# EXERCISE GOAL:
Each record must be reproduced exactly as it is shown.

# SUPPLIED INFORMATION:

------------

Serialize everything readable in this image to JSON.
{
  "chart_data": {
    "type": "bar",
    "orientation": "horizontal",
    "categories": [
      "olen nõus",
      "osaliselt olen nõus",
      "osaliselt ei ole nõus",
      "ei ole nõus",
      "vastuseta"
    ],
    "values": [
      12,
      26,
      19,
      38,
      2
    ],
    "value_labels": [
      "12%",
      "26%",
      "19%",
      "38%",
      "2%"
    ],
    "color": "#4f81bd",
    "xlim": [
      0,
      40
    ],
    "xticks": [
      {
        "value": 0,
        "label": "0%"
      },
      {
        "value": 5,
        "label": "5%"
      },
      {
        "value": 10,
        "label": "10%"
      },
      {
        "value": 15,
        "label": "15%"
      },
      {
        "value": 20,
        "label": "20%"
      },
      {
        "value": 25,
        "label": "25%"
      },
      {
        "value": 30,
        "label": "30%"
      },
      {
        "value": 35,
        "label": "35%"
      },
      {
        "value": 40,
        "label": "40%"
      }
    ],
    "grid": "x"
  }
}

------------

# WRITTEN SOLUTION:
Serialize everything readable in this image to JSON.
{
  "chart_data": {
    "type": "bar",
    "orientation": "horizontal",
    "categories": [
      "olen nõus",
      "osaliselt olen nõus",
      "osaliselt ei ole nõus",
      "ei ole nõus",
      "vastuseta"
    ],
    "values": [
      12,
      26,
      19,
      38,
      2
    ],
    "value_labels": [
      "12%",
      "26%",
      "19%",
      "38%",
      "2%"
    ],
    "color": "#4f81bd",
    "xlim": [
      0,
      40
    ],
    "xticks": [
      {
        "value": 0,
        "label": "0%"
      },
      {
        "value": 5,
        "label": "5%"
      },
      {
        "value": 10,
        "label": "10%"
      },
      {
        "value": 15,
        "label": "15%"
      },
      {
        "value": 20,
        "label": "20%"
      },
      {
        "value": 25,
        "label": "25%"
      },
      {
        "value": 30,
        "label": "30%"
      },
      {
        "value": 35,
        "label": "35%"
      },
      {
        "value": 40,
        "label": "40%"
      }
    ],
    "grid": "x"
  }
}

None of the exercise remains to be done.